◆ Records for the exercise
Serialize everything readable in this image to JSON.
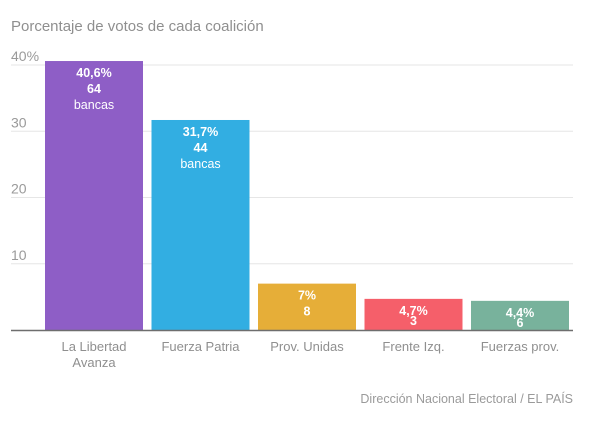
{
  "chart_data": {
    "type": "bar",
    "title": "Porcentaje de votos de cada coalición",
    "source": "Dirección Nacional Electoral / EL PAÍS",
    "xlabel": "",
    "ylabel": "",
    "ylim": [
      0,
      40
    ],
    "yticks": [
      {
        "value": 10,
        "label": "10"
      },
      {
        "value": 20,
        "label": "20"
      },
      {
        "value": 30,
        "label": "30"
      },
      {
        "value": 40,
        "label": "40%"
      }
    ],
    "grid": true,
    "categories": [
      "La Libertad Avanza",
      "Fuerza Patria",
      "Prov. Unidas",
      "Frente Izq.",
      "Fuerzas prov."
    ],
    "category_lines": [
      [
        "La Libertad",
        "Avanza"
      ],
      [
        "Fuerza Patria"
      ],
      [
        "Prov. Unidas"
      ],
      [
        "Frente Izq."
      ],
      [
        "Fuerzas prov."
      ]
    ],
    "values": [
      40.6,
      31.7,
      7,
      4.7,
      4.4
    ],
    "value_labels": [
      "40,6%",
      "31,7%",
      "7%",
      "4,7%",
      "4,4%"
    ],
    "seats": [
      64,
      44,
      8,
      3,
      6
    ],
    "seats_suffix": [
      "bancas",
      "bancas",
      "",
      "",
      ""
    ],
    "colors": [
      "#8e5ec6",
      "#32aee2",
      "#e6ae38",
      "#f55f6a",
      "#78b29c"
    ]
  }
}
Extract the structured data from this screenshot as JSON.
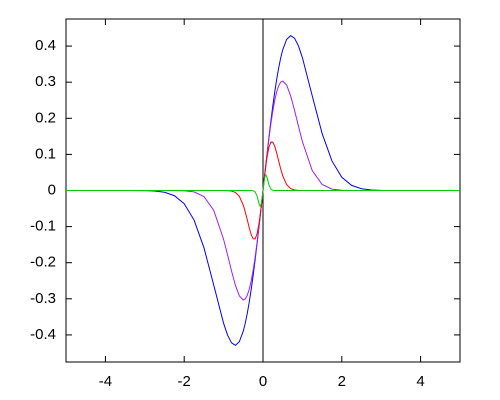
{
  "chart_data": {
    "type": "line",
    "x": [
      -5,
      -4,
      -3.5,
      -3,
      -2.75,
      -2.5,
      -2.25,
      -2,
      -1.75,
      -1.5,
      -1.25,
      -1,
      -0.9,
      -0.8,
      -0.7,
      -0.6,
      -0.5,
      -0.45,
      -0.4,
      -0.35,
      -0.3,
      -0.25,
      -0.2,
      -0.15,
      -0.1,
      -0.075,
      -0.05,
      -0.025,
      0,
      0.025,
      0.05,
      0.075,
      0.1,
      0.15,
      0.2,
      0.25,
      0.3,
      0.35,
      0.4,
      0.45,
      0.5,
      0.6,
      0.7,
      0.8,
      0.9,
      1,
      1.25,
      1.5,
      1.75,
      2,
      2.25,
      2.5,
      2.75,
      3,
      3.5,
      4,
      5
    ],
    "series": [
      {
        "color": "#0000ff",
        "values": [
          0,
          0,
          0,
          -0.0004,
          -0.0014,
          -0.0048,
          -0.0142,
          -0.0366,
          -0.0818,
          -0.1581,
          -0.262,
          -0.3679,
          -0.4004,
          -0.4218,
          -0.4288,
          -0.4186,
          -0.3894,
          -0.3675,
          -0.3409,
          -0.3096,
          -0.2742,
          -0.2349,
          -0.1922,
          -0.1467,
          -0.099,
          -0.075,
          -0.05,
          -0.025,
          0,
          0.025,
          0.05,
          0.075,
          0.099,
          0.1467,
          0.1922,
          0.2349,
          0.2742,
          0.3096,
          0.3409,
          0.3675,
          0.3894,
          0.4186,
          0.4288,
          0.4218,
          0.4004,
          0.3679,
          0.262,
          0.1581,
          0.0818,
          0.0366,
          0.0142,
          0.0048,
          0.0014,
          0.0004,
          0,
          0,
          0
        ]
      },
      {
        "color": "#a020f0",
        "values": [
          0,
          0,
          0,
          0,
          0,
          0,
          -0.0001,
          -0.0007,
          -0.0038,
          -0.0167,
          -0.0549,
          -0.1353,
          -0.1781,
          -0.2224,
          -0.2627,
          -0.2921,
          -0.3033,
          -0.3001,
          -0.2905,
          -0.2739,
          -0.2506,
          -0.2206,
          -0.1846,
          -0.1434,
          -0.098,
          -0.0742,
          -0.0498,
          -0.025,
          0,
          0.025,
          0.0498,
          0.0742,
          0.098,
          0.1434,
          0.1846,
          0.2206,
          0.2506,
          0.2739,
          0.2905,
          0.3001,
          0.3033,
          0.2921,
          0.2627,
          0.2224,
          0.1781,
          0.1353,
          0.0549,
          0.0167,
          0.0038,
          0.0007,
          0.0001,
          0,
          0,
          0,
          0,
          0,
          0
        ]
      },
      {
        "color": "#ff0000",
        "values": [
          0,
          0,
          0,
          0,
          0,
          0,
          0,
          0,
          0,
          0,
          0,
          0,
          -0.0003,
          -0.0013,
          -0.0052,
          -0.0164,
          -0.041,
          -0.0594,
          -0.0808,
          -0.1028,
          -0.122,
          -0.1338,
          -0.1341,
          -0.1198,
          -0.0905,
          -0.0709,
          -0.0488,
          -0.0248,
          0,
          0.0248,
          0.0488,
          0.0709,
          0.0905,
          0.1198,
          0.1341,
          0.1338,
          0.122,
          0.1028,
          0.0808,
          0.0594,
          0.041,
          0.0164,
          0.0052,
          0.0013,
          0.0003,
          0,
          0,
          0,
          0,
          0,
          0,
          0,
          0,
          0,
          0,
          0,
          0
        ]
      },
      {
        "color": "#00cc00",
        "values": [
          0,
          0,
          0,
          0,
          0,
          0,
          0,
          0,
          0,
          0,
          0,
          0,
          0,
          0,
          0,
          0,
          0,
          0,
          0,
          0,
          0,
          -0.0005,
          -0.0037,
          -0.0158,
          -0.0368,
          -0.0427,
          -0.0389,
          -0.0235,
          0,
          0.0235,
          0.0389,
          0.0427,
          0.0368,
          0.0158,
          0.0037,
          0.0005,
          0,
          0,
          0,
          0,
          0,
          0,
          0,
          0,
          0,
          0,
          0,
          0,
          0,
          0,
          0,
          0,
          0,
          0,
          0,
          0,
          0
        ]
      }
    ],
    "xlim": [
      -5,
      5
    ],
    "xticks": [
      -4,
      -2,
      0,
      2,
      4
    ],
    "ylim": [
      -0.475,
      0.475
    ],
    "yticks": [
      -0.4,
      -0.3,
      -0.2,
      -0.1,
      0,
      0.1,
      0.2,
      0.3,
      0.4
    ]
  }
}
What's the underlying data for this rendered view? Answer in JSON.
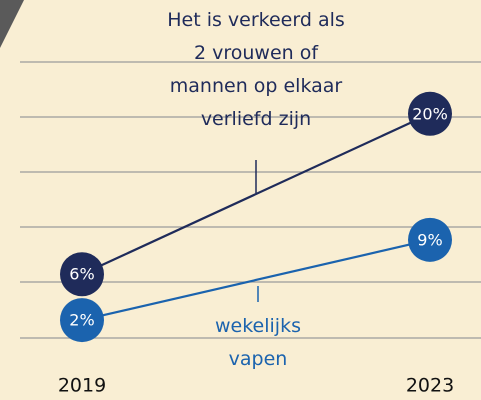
{
  "chart_data": {
    "type": "slope",
    "categories": [
      "2019",
      "2023"
    ],
    "ylim": [
      0,
      25
    ],
    "series": [
      {
        "name": "Het is verkeerd als 2 vrouwen of mannen op elkaar verliefd zijn",
        "color": "#1f2b5a",
        "values": [
          6,
          20
        ],
        "value_labels": [
          "6%",
          "20%"
        ]
      },
      {
        "name": "wekelijks vapen",
        "color": "#1b63ae",
        "values": [
          2,
          9
        ],
        "value_labels": [
          "2%",
          "9%"
        ]
      }
    ]
  }
}
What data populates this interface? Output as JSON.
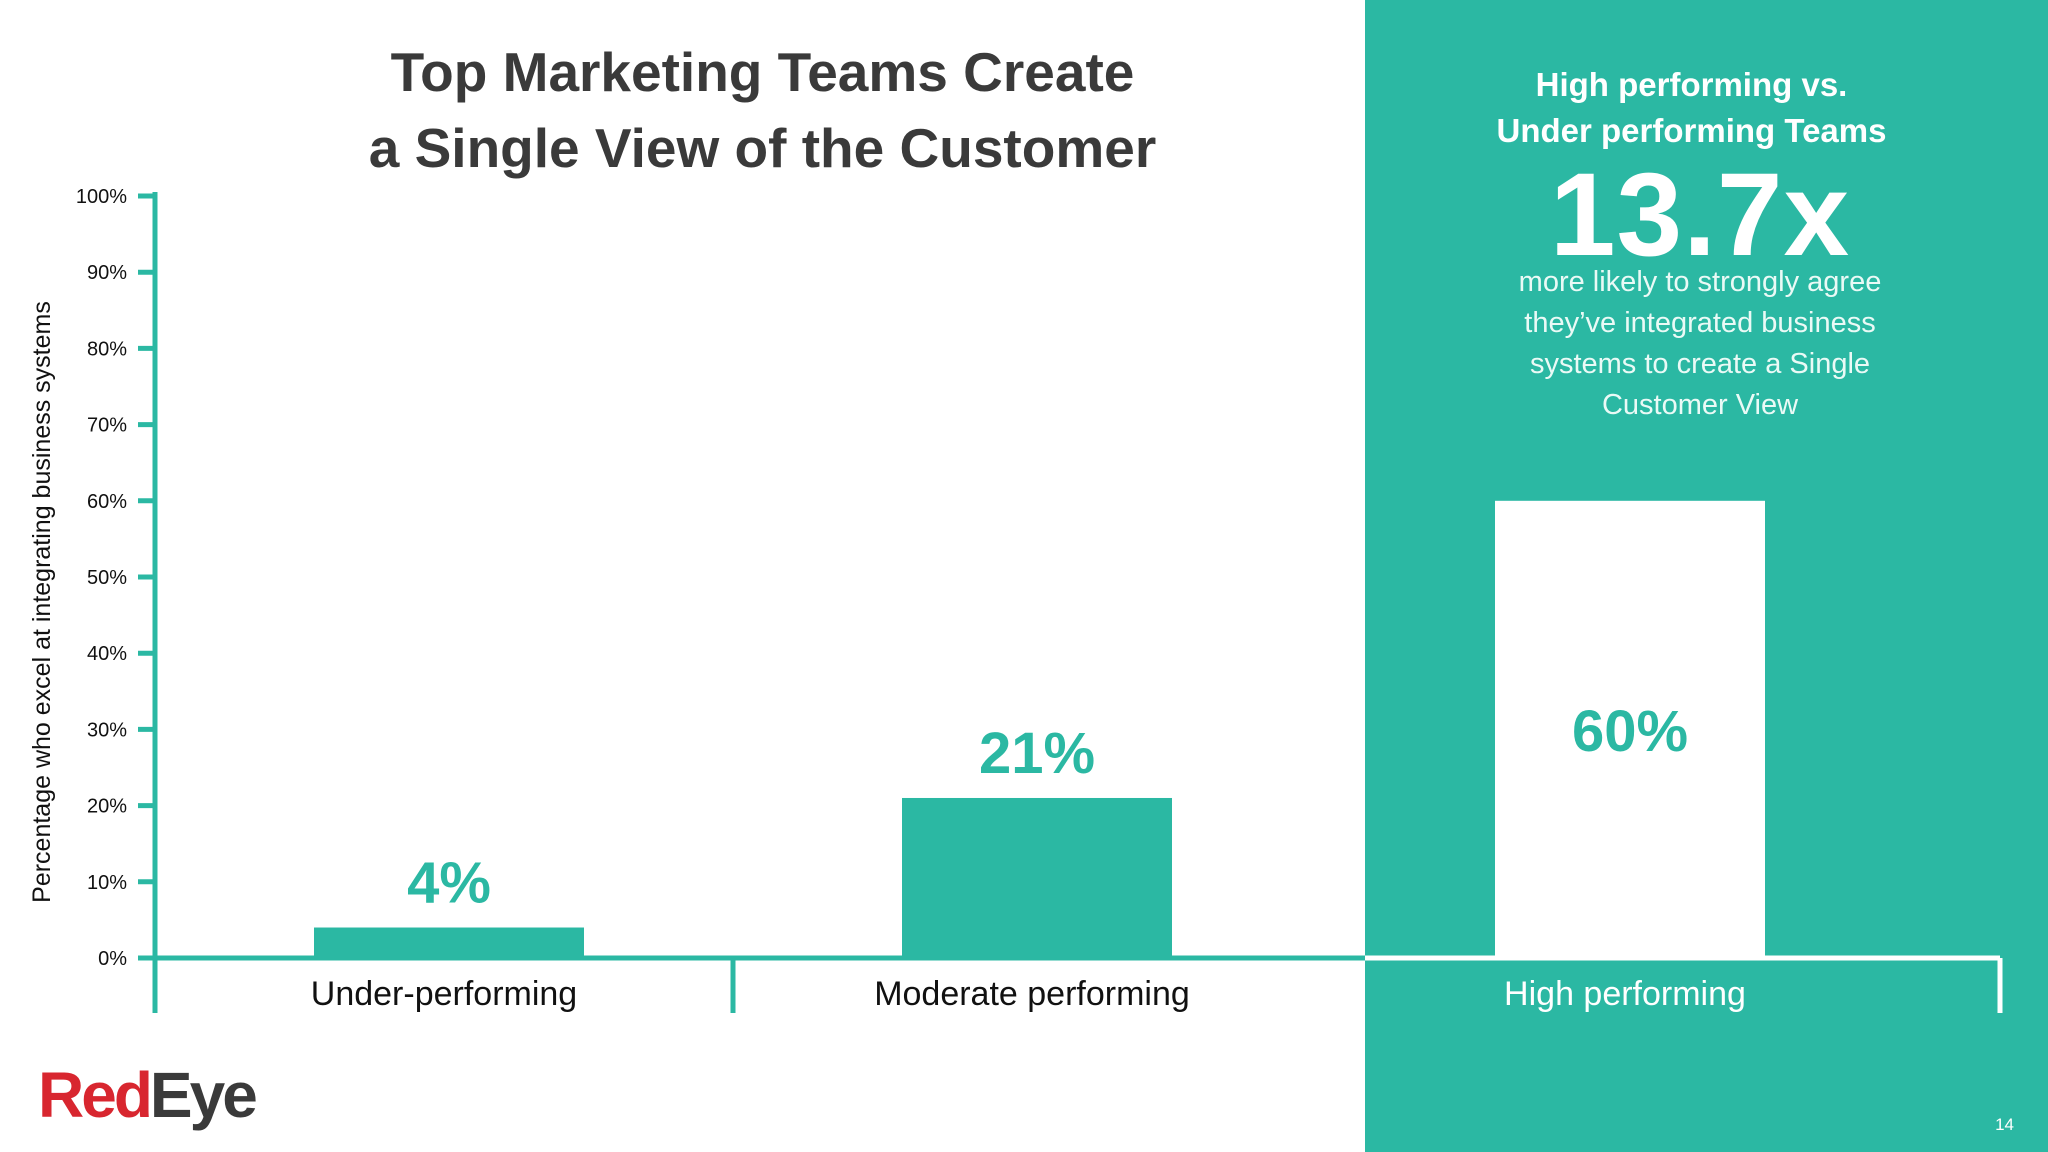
{
  "slide": {
    "title_lines": [
      "Top Marketing Teams Create",
      "a Single View of the Customer"
    ],
    "page_number": "14"
  },
  "callout": {
    "heading_lines": [
      "High performing vs.",
      "Under performing Teams"
    ],
    "stat": "13.7x",
    "description": "more likely to strongly agree they’ve integrated business systems to create a Single Customer View"
  },
  "logo": {
    "part1": "Red",
    "part2": "Eye"
  },
  "colors": {
    "accent": "#2bb8a3",
    "text_dark": "#3a3a3a",
    "white": "#ffffff",
    "logo_red": "#d8262f"
  },
  "chart_data": {
    "type": "bar",
    "title": "Top Marketing Teams Create a Single View of the Customer",
    "categories": [
      "Under-performing",
      "Moderate performing",
      "High performing"
    ],
    "values": [
      4,
      21,
      60
    ],
    "data_labels": [
      "4%",
      "21%",
      "60%"
    ],
    "xlabel": "",
    "ylabel": "Percentage who excel at integrating business systems",
    "ylim": [
      0,
      100
    ],
    "yticks": [
      0,
      10,
      20,
      30,
      40,
      50,
      60,
      70,
      80,
      90,
      100
    ],
    "ytick_labels": [
      "0%",
      "10%",
      "20%",
      "30%",
      "40%",
      "50%",
      "60%",
      "70%",
      "80%",
      "90%",
      "100%"
    ],
    "grid": false,
    "legend": "none"
  }
}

◆ Direction
Copy out each line of the records that holds the string "What".

◆ Result
What's the underlying data for this rendered view? Answer in JSON.
What data populates this interface? Output as JSON.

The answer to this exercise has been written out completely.